● **Given task**
Do not include the pictures; repeat the rest of the data exactly.

====== Listing

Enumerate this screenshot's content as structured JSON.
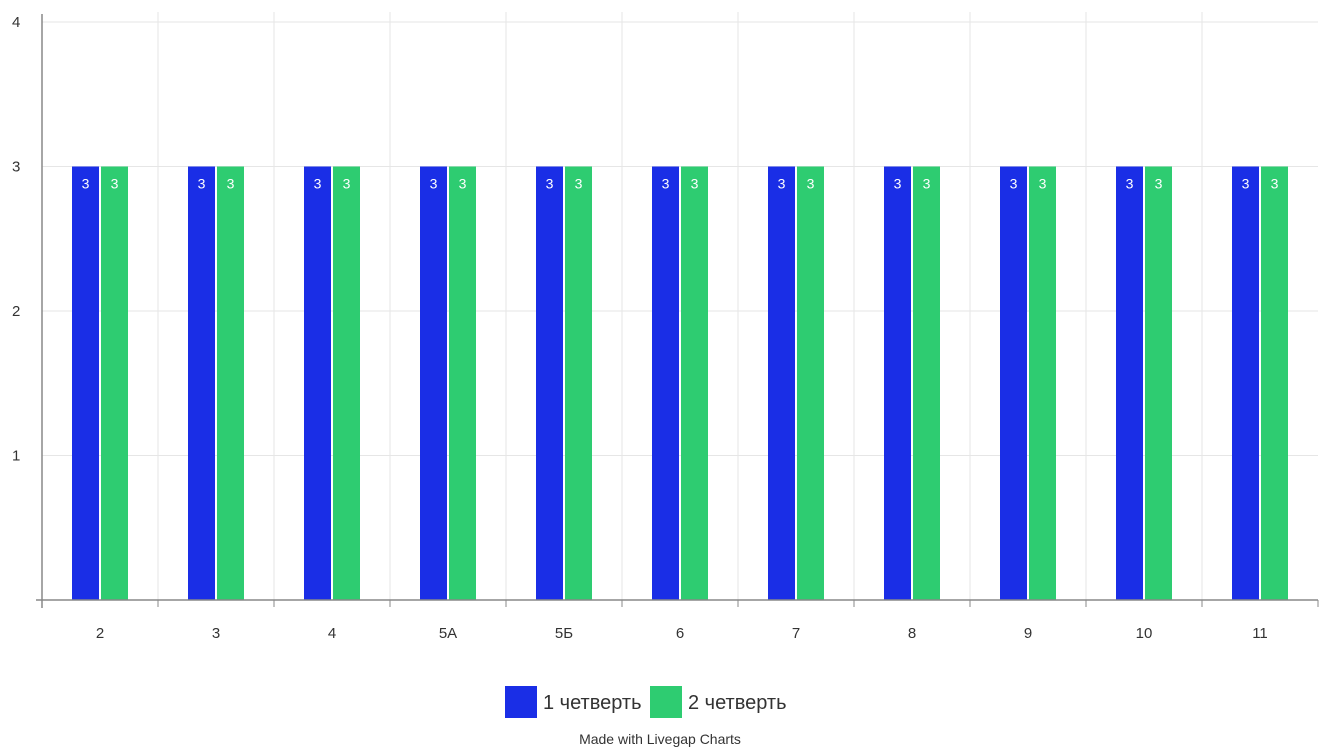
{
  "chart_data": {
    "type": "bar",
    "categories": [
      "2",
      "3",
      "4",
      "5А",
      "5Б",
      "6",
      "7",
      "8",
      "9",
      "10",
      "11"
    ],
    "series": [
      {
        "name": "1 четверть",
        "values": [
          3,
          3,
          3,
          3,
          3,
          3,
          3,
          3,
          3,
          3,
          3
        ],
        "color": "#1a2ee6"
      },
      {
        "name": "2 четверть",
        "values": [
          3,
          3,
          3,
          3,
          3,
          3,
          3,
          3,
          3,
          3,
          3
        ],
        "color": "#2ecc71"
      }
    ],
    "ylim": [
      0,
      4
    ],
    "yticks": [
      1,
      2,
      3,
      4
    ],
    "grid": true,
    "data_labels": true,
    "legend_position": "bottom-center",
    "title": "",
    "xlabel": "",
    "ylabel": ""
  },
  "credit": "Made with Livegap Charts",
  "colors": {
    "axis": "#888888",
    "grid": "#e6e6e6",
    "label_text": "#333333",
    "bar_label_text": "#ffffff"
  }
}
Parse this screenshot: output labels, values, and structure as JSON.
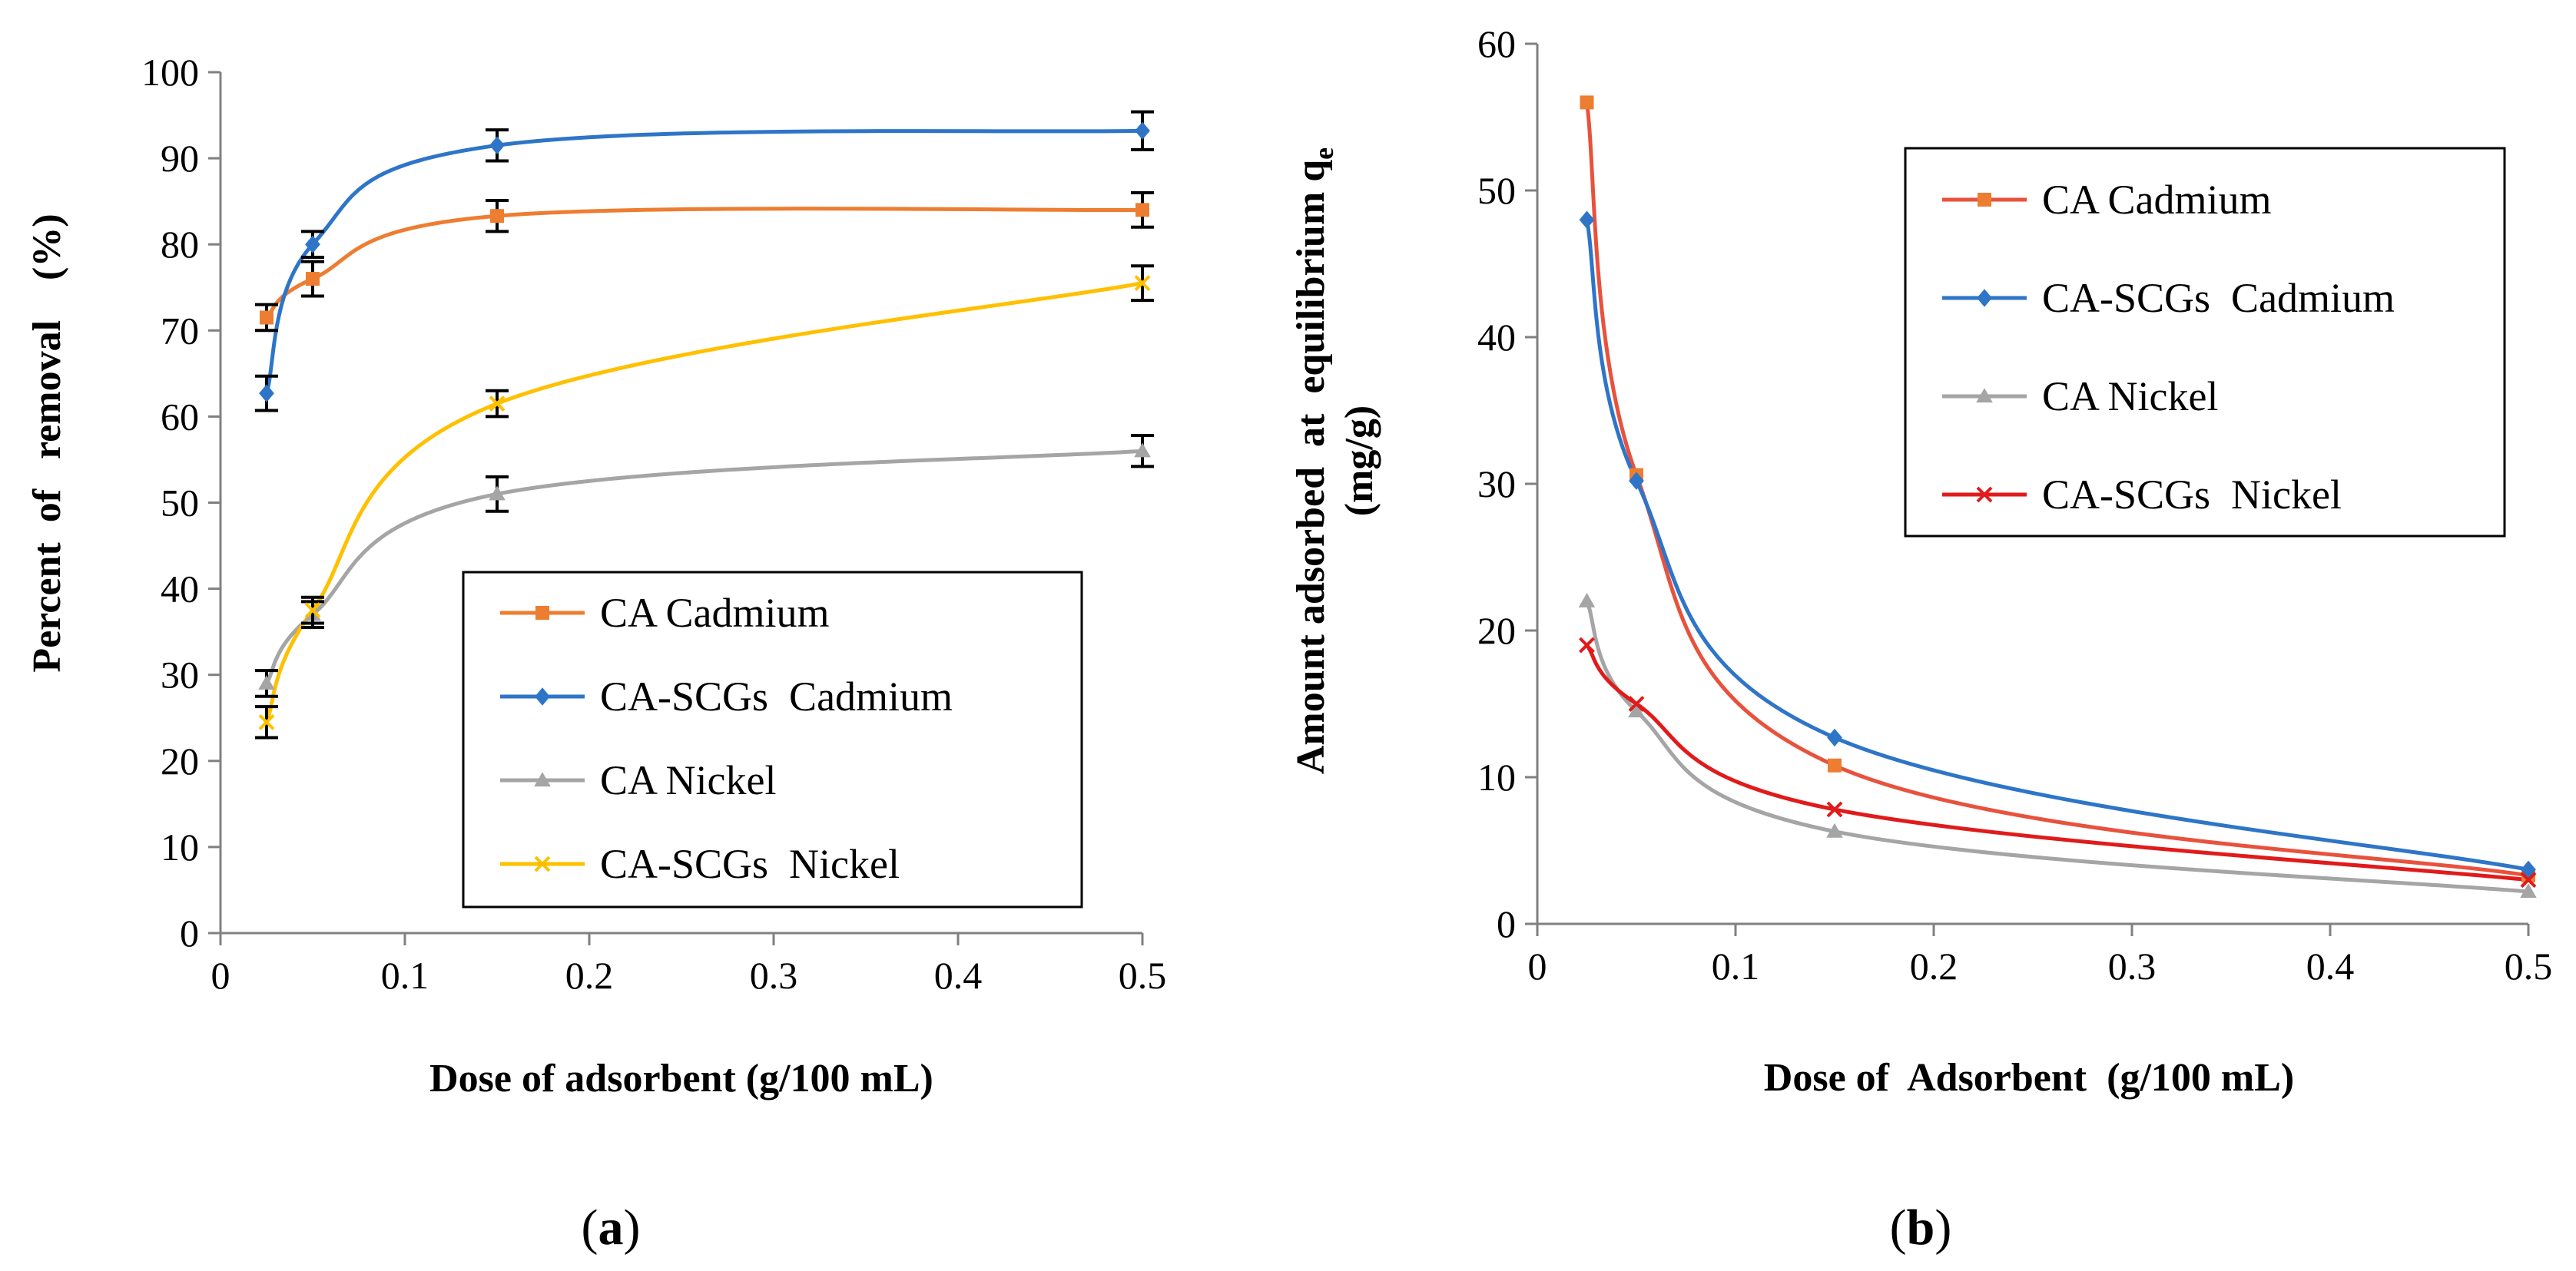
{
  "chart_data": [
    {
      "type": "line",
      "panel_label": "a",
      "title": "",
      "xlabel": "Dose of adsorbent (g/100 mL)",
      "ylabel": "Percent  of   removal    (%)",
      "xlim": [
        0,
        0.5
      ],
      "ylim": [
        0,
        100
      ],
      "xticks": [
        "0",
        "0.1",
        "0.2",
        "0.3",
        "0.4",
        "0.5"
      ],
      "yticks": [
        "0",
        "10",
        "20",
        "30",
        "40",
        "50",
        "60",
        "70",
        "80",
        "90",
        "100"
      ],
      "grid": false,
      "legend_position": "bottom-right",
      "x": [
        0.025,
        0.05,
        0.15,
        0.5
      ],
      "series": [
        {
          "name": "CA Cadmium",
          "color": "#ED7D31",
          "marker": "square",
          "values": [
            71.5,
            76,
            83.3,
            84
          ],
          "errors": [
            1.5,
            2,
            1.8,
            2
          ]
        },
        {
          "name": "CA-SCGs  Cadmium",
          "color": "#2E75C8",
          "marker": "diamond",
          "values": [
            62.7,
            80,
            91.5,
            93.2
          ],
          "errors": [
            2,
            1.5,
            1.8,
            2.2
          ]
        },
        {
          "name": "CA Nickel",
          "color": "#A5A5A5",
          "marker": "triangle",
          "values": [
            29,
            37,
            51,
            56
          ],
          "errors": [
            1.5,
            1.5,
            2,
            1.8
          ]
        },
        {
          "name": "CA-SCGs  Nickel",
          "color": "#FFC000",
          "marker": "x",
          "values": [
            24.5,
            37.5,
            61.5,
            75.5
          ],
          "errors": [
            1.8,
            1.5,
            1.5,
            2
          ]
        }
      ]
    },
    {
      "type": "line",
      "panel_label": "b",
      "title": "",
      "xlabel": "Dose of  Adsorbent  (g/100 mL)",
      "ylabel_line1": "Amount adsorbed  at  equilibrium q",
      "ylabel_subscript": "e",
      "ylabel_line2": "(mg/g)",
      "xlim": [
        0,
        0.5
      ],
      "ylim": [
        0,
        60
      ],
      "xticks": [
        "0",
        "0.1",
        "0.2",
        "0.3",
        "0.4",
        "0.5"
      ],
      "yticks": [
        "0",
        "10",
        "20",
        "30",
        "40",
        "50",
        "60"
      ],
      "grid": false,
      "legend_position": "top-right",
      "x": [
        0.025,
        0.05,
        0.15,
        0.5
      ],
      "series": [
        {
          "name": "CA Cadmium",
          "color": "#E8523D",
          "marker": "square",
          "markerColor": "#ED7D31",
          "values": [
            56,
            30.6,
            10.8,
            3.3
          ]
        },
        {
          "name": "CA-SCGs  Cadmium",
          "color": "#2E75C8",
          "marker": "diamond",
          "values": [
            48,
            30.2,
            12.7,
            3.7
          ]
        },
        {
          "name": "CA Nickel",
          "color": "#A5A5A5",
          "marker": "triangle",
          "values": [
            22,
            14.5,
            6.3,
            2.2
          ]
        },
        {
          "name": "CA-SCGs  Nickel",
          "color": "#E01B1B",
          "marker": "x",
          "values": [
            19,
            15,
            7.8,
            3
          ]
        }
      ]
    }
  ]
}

============

● **Reply**
Enumerate this screenshot's content as structured JSON.
{
  "chart_data": {
    "type": "bar",
    "categories": [
      "2",
      "3",
      "4",
      "5А",
      "5Б",
      "6",
      "7",
      "8",
      "9",
      "10",
      "11"
    ],
    "series": [
      {
        "name": "1 четверть",
        "values": [
          3,
          3,
          3,
          3,
          3,
          3,
          3,
          3,
          3,
          3,
          3
        ],
        "color": "#1a2ee6"
      },
      {
        "name": "2 четверть",
        "values": [
          3,
          3,
          3,
          3,
          3,
          3,
          3,
          3,
          3,
          3,
          3
        ],
        "color": "#2ecc71"
      }
    ],
    "ylim": [
      0,
      4
    ],
    "yticks": [
      1,
      2,
      3,
      4
    ],
    "grid": true,
    "data_labels": true,
    "legend_position": "bottom-center",
    "title": "",
    "xlabel": "",
    "ylabel": ""
  },
  "credit": "Made with Livegap Charts",
  "colors": {
    "axis": "#888888",
    "grid": "#e6e6e6",
    "label_text": "#333333",
    "bar_label_text": "#ffffff"
  }
}
Parse this screenshot: output labels, values, and structure as JSON.
{
  "chart_data": [
    {
      "type": "line",
      "panel_label": "a",
      "title": "",
      "xlabel": "Dose of adsorbent (g/100 mL)",
      "ylabel": "Percent  of   removal    (%)",
      "xlim": [
        0,
        0.5
      ],
      "ylim": [
        0,
        100
      ],
      "xticks": [
        "0",
        "0.1",
        "0.2",
        "0.3",
        "0.4",
        "0.5"
      ],
      "yticks": [
        "0",
        "10",
        "20",
        "30",
        "40",
        "50",
        "60",
        "70",
        "80",
        "90",
        "100"
      ],
      "grid": false,
      "legend_position": "bottom-right",
      "x": [
        0.025,
        0.05,
        0.15,
        0.5
      ],
      "series": [
        {
          "name": "CA Cadmium",
          "color": "#ED7D31",
          "marker": "square",
          "values": [
            71.5,
            76,
            83.3,
            84
          ],
          "errors": [
            1.5,
            2,
            1.8,
            2
          ]
        },
        {
          "name": "CA-SCGs  Cadmium",
          "color": "#2E75C8",
          "marker": "diamond",
          "values": [
            62.7,
            80,
            91.5,
            93.2
          ],
          "errors": [
            2,
            1.5,
            1.8,
            2.2
          ]
        },
        {
          "name": "CA Nickel",
          "color": "#A5A5A5",
          "marker": "triangle",
          "values": [
            29,
            37,
            51,
            56
          ],
          "errors": [
            1.5,
            1.5,
            2,
            1.8
          ]
        },
        {
          "name": "CA-SCGs  Nickel",
          "color": "#FFC000",
          "marker": "x",
          "values": [
            24.5,
            37.5,
            61.5,
            75.5
          ],
          "errors": [
            1.8,
            1.5,
            1.5,
            2
          ]
        }
      ]
    },
    {
      "type": "line",
      "panel_label": "b",
      "title": "",
      "xlabel": "Dose of  Adsorbent  (g/100 mL)",
      "ylabel_line1": "Amount adsorbed  at  equilibrium q",
      "ylabel_subscript": "e",
      "ylabel_line2": "(mg/g)",
      "xlim": [
        0,
        0.5
      ],
      "ylim": [
        0,
        60
      ],
      "xticks": [
        "0",
        "0.1",
        "0.2",
        "0.3",
        "0.4",
        "0.5"
      ],
      "yticks": [
        "0",
        "10",
        "20",
        "30",
        "40",
        "50",
        "60"
      ],
      "grid": false,
      "legend_position": "top-right",
      "x": [
        0.025,
        0.05,
        0.15,
        0.5
      ],
      "series": [
        {
          "name": "CA Cadmium",
          "color": "#E8523D",
          "marker": "square",
          "markerColor": "#ED7D31",
          "values": [
            56,
            30.6,
            10.8,
            3.3
          ]
        },
        {
          "name": "CA-SCGs  Cadmium",
          "color": "#2E75C8",
          "marker": "diamond",
          "values": [
            48,
            30.2,
            12.7,
            3.7
          ]
        },
        {
          "name": "CA Nickel",
          "color": "#A5A5A5",
          "marker": "triangle",
          "values": [
            22,
            14.5,
            6.3,
            2.2
          ]
        },
        {
          "name": "CA-SCGs  Nickel",
          "color": "#E01B1B",
          "marker": "x",
          "values": [
            19,
            15,
            7.8,
            3
          ]
        }
      ]
    }
  ]
}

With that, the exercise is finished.